> DATA ROWS:
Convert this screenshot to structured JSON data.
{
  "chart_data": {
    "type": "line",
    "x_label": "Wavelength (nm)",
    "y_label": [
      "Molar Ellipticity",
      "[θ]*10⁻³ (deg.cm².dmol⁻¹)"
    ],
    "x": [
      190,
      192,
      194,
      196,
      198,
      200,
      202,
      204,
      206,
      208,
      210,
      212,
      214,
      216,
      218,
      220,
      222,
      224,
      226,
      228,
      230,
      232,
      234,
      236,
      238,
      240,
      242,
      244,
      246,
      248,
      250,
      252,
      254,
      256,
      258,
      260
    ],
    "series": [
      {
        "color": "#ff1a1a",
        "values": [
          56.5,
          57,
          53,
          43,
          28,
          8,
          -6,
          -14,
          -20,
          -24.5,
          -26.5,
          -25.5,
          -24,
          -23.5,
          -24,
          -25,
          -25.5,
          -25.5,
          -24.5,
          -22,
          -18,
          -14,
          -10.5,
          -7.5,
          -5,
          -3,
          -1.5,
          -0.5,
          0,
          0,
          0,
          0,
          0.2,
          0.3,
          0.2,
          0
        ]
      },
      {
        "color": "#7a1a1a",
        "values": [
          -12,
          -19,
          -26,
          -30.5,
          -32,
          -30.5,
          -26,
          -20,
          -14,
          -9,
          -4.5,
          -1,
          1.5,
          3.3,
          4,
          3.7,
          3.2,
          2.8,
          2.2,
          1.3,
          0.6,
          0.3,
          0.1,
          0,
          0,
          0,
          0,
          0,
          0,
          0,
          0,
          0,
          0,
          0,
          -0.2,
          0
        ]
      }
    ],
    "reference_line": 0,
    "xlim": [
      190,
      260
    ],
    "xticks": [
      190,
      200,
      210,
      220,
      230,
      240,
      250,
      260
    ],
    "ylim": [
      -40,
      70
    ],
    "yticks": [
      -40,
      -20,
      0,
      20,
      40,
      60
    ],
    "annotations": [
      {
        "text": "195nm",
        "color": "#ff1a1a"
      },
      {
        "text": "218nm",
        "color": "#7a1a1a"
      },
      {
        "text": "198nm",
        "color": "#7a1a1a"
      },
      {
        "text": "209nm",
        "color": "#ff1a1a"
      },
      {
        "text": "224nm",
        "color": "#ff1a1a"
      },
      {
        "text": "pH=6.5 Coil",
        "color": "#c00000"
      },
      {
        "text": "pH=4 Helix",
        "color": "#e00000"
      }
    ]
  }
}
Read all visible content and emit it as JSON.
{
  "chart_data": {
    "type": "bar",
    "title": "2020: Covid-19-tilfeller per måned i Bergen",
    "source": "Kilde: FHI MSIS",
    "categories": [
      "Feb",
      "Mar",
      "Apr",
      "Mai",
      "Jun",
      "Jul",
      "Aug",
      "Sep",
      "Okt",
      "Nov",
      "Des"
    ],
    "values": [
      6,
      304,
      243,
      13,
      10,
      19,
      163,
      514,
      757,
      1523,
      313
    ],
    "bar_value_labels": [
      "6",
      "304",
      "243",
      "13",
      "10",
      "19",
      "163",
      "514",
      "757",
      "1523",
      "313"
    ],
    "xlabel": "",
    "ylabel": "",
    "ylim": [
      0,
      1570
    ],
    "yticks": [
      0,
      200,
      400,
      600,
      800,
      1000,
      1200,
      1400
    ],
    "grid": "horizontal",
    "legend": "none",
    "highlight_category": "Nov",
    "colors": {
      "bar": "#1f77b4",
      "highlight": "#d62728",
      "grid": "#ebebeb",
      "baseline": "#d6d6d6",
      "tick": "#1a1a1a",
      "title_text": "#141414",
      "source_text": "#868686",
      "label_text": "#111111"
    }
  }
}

> WHAT YOU HAVE TO DO: Return exactly the lines from the line bearing "Read all visible content and emit it as JSON." to the end of the records, inclusive of both; include no other lines.

> TASK ANSWER:
Read all visible content and emit it as JSON.
{
  "chart_data": {
    "type": "bar",
    "title": "2020: Covid-19-tilfeller per måned i Bergen",
    "source": "Kilde: FHI MSIS",
    "categories": [
      "Feb",
      "Mar",
      "Apr",
      "Mai",
      "Jun",
      "Jul",
      "Aug",
      "Sep",
      "Okt",
      "Nov",
      "Des"
    ],
    "values": [
      6,
      304,
      243,
      13,
      10,
      19,
      163,
      514,
      757,
      1523,
      313
    ],
    "bar_value_labels": [
      "6",
      "304",
      "243",
      "13",
      "10",
      "19",
      "163",
      "514",
      "757",
      "1523",
      "313"
    ],
    "xlabel": "",
    "ylabel": "",
    "ylim": [
      0,
      1570
    ],
    "yticks": [
      0,
      200,
      400,
      600,
      800,
      1000,
      1200,
      1400
    ],
    "grid": "horizontal",
    "legend": "none",
    "highlight_category": "Nov",
    "colors": {
      "bar": "#1f77b4",
      "highlight": "#d62728",
      "grid": "#ebebeb",
      "baseline": "#d6d6d6",
      "tick": "#1a1a1a",
      "title_text": "#141414",
      "source_text": "#868686",
      "label_text": "#111111"
    }
  }
}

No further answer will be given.